_Stated task_
Quote the whole listing word for word. Do not include the pictures.

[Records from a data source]
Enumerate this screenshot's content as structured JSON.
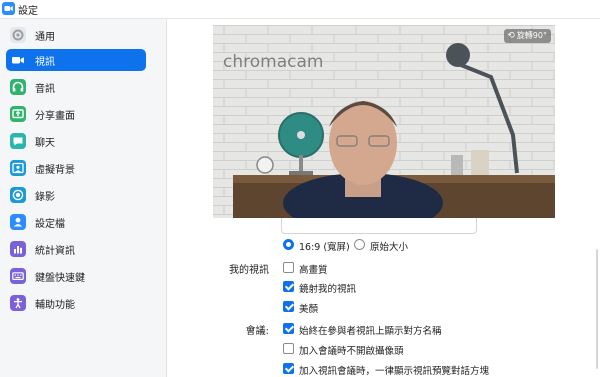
{
  "window": {
    "title": "設定"
  },
  "sidebar": {
    "items": [
      {
        "label": "通用",
        "icon": "gear-icon",
        "color": "#e5e7eb",
        "active": false
      },
      {
        "label": "視訊",
        "icon": "video-camera-icon",
        "color": "#ffffff",
        "active": true
      },
      {
        "label": "音訊",
        "icon": "headphones-icon",
        "color": "#2fb46e",
        "active": false
      },
      {
        "label": "分享畫面",
        "icon": "share-screen-icon",
        "color": "#2fb46e",
        "active": false
      },
      {
        "label": "聊天",
        "icon": "chat-icon",
        "color": "#28b7b0",
        "active": false
      },
      {
        "label": "虛擬背景",
        "icon": "virtual-background-icon",
        "color": "#1a9ad6",
        "active": false
      },
      {
        "label": "錄影",
        "icon": "record-icon",
        "color": "#1a9ad6",
        "active": false
      },
      {
        "label": "設定檔",
        "icon": "profile-icon",
        "color": "#2d8cff",
        "active": false
      },
      {
        "label": "統計資訊",
        "icon": "statistics-icon",
        "color": "#7b61d9",
        "active": false
      },
      {
        "label": "鍵盤快速鍵",
        "icon": "keyboard-icon",
        "color": "#7b61d9",
        "active": false
      },
      {
        "label": "輔助功能",
        "icon": "accessibility-icon",
        "color": "#7b61d9",
        "active": false
      }
    ]
  },
  "preview": {
    "watermark": "chromacam",
    "rotate_label": "旋轉90°"
  },
  "ratio": {
    "options": [
      {
        "label": "16:9 (寬屏)",
        "selected": true
      },
      {
        "label": "原始大小",
        "selected": false
      }
    ]
  },
  "my_video": {
    "label": "我的視訊",
    "options": [
      {
        "label": "高畫質",
        "checked": false
      },
      {
        "label": "鏡射我的視訊",
        "checked": true
      },
      {
        "label": "美顏",
        "checked": true
      }
    ]
  },
  "meeting": {
    "label": "會議:",
    "options": [
      {
        "label": "始終在參與者視訊上顯示對方名稱",
        "checked": true
      },
      {
        "label": "加入會議時不開啟攝像頭",
        "checked": false
      },
      {
        "label": "加入視訊會議時，一律顯示視訊預覽對話方塊",
        "checked": true
      }
    ]
  },
  "colors": {
    "accent": "#0e72ed"
  }
}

_Final result_
Enumerate this screenshot's content as structured JSON.
{
  "window": {
    "title": "設定"
  },
  "sidebar": {
    "items": [
      {
        "label": "通用",
        "icon": "gear-icon",
        "color": "#e5e7eb",
        "active": false
      },
      {
        "label": "視訊",
        "icon": "video-camera-icon",
        "color": "#ffffff",
        "active": true
      },
      {
        "label": "音訊",
        "icon": "headphones-icon",
        "color": "#2fb46e",
        "active": false
      },
      {
        "label": "分享畫面",
        "icon": "share-screen-icon",
        "color": "#2fb46e",
        "active": false
      },
      {
        "label": "聊天",
        "icon": "chat-icon",
        "color": "#28b7b0",
        "active": false
      },
      {
        "label": "虛擬背景",
        "icon": "virtual-background-icon",
        "color": "#1a9ad6",
        "active": false
      },
      {
        "label": "錄影",
        "icon": "record-icon",
        "color": "#1a9ad6",
        "active": false
      },
      {
        "label": "設定檔",
        "icon": "profile-icon",
        "color": "#2d8cff",
        "active": false
      },
      {
        "label": "統計資訊",
        "icon": "statistics-icon",
        "color": "#7b61d9",
        "active": false
      },
      {
        "label": "鍵盤快速鍵",
        "icon": "keyboard-icon",
        "color": "#7b61d9",
        "active": false
      },
      {
        "label": "輔助功能",
        "icon": "accessibility-icon",
        "color": "#7b61d9",
        "active": false
      }
    ]
  },
  "preview": {
    "watermark": "chromacam",
    "rotate_label": "旋轉90°"
  },
  "ratio": {
    "options": [
      {
        "label": "16:9 (寬屏)",
        "selected": true
      },
      {
        "label": "原始大小",
        "selected": false
      }
    ]
  },
  "my_video": {
    "label": "我的視訊",
    "options": [
      {
        "label": "高畫質",
        "checked": false
      },
      {
        "label": "鏡射我的視訊",
        "checked": true
      },
      {
        "label": "美顏",
        "checked": true
      }
    ]
  },
  "meeting": {
    "label": "會議:",
    "options": [
      {
        "label": "始終在參與者視訊上顯示對方名稱",
        "checked": true
      },
      {
        "label": "加入會議時不開啟攝像頭",
        "checked": false
      },
      {
        "label": "加入視訊會議時，一律顯示視訊預覽對話方塊",
        "checked": true
      }
    ]
  },
  "colors": {
    "accent": "#0e72ed"
  }
}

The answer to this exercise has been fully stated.